## Instrucciones
Según el extracto sobre los empresarios castellanos, ¿en qué lugar permaneció el historiador español durante los años 1975-76?

## Extracto proporcionado
++++++++

Con este telón de fondo, pudo entender de manera sorprendentemente nueva los comportamientos de las unidades de decisión, empresarios que respondieron a las señales
de los beneficios esperados en las ciudades más dinámicas de la Corona de Castilla y a las de los jugosos negocios de ultramar basados en la extracción de los metales preciosos
en Potosí, Guanajuato y Zacatecas. Fue así como llegó a comprender cuánto había de interpretación inadecuada en las viejas explicaciones de su maestro de
juventud, Fernad Braudel. No puede hablarse de trahison de la Bourgeoisie, a la manera de Braudel, porque los empresarios de entonces, en vez de atender
–en clave marxiana– a sus intereses de clase, y derribar el feudalismo, respondieran a los incentivos de los negocios, comprometiéndose en las nuevas y productivas actividades
americanas, adquiriendo, con las abultadas rentas obtenidas, plantaciones en América, o tierras y señoríos jurisdiccionales a este lado del mar; todo en aras de la racional diversificación
de sus inversiones.
En la conventual serenidad de Princeton, donde permaneció durante los años 1975-76, comprendió el historiador español que la búsqueda de su
propio interés explicaba mejor que la tesis marxista el comportamiento de los empresarios españoles.

++++++++

## Material de origen

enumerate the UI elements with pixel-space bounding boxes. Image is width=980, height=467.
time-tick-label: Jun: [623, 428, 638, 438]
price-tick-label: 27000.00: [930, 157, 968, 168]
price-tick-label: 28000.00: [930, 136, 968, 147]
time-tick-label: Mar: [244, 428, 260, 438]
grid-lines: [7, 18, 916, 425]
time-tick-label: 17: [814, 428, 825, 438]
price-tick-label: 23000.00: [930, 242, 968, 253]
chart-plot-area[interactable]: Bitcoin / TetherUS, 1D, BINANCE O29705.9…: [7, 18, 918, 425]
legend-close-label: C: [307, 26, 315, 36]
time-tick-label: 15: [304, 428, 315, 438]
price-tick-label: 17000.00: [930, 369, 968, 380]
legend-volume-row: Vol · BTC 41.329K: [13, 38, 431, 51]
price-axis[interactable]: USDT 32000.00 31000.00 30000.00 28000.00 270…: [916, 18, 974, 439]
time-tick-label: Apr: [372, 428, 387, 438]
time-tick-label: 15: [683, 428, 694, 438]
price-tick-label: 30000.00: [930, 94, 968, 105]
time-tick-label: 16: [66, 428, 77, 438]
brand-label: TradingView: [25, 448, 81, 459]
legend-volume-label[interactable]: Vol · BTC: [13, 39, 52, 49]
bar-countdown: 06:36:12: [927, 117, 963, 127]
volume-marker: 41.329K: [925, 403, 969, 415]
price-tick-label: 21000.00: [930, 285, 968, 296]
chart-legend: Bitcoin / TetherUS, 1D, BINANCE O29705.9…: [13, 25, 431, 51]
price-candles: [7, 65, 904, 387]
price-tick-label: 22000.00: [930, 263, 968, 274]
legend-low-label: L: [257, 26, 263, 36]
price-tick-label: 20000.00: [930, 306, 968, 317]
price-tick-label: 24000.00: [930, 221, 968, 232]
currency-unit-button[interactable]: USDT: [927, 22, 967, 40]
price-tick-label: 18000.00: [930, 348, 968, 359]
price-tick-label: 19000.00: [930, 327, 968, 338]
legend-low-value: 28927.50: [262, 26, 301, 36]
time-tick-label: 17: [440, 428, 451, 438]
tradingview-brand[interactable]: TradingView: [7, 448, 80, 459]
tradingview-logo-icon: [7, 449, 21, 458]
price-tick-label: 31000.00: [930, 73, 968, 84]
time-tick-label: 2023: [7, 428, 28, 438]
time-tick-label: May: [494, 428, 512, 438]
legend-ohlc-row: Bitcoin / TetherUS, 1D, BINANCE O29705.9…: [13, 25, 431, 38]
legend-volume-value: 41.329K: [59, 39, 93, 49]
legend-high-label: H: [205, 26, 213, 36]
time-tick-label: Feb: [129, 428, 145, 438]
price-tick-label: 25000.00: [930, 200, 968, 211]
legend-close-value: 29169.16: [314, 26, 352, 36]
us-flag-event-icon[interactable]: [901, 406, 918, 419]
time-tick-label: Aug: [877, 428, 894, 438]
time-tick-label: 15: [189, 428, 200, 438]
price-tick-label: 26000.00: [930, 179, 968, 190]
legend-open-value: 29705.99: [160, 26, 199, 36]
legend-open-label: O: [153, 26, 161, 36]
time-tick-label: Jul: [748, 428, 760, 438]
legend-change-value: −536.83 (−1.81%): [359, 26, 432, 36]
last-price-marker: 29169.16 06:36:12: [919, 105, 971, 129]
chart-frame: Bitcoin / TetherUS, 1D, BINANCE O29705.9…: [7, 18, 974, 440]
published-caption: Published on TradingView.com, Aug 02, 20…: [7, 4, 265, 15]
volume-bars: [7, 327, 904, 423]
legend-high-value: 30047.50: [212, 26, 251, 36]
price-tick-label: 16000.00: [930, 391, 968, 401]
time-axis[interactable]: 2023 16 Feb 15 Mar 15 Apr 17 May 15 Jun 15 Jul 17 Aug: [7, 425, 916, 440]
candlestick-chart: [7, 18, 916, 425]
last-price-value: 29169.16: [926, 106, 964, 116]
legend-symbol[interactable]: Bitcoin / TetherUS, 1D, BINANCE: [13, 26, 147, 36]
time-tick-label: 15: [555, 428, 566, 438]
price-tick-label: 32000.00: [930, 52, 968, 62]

++++++++

## Solución del problema
En Princeton.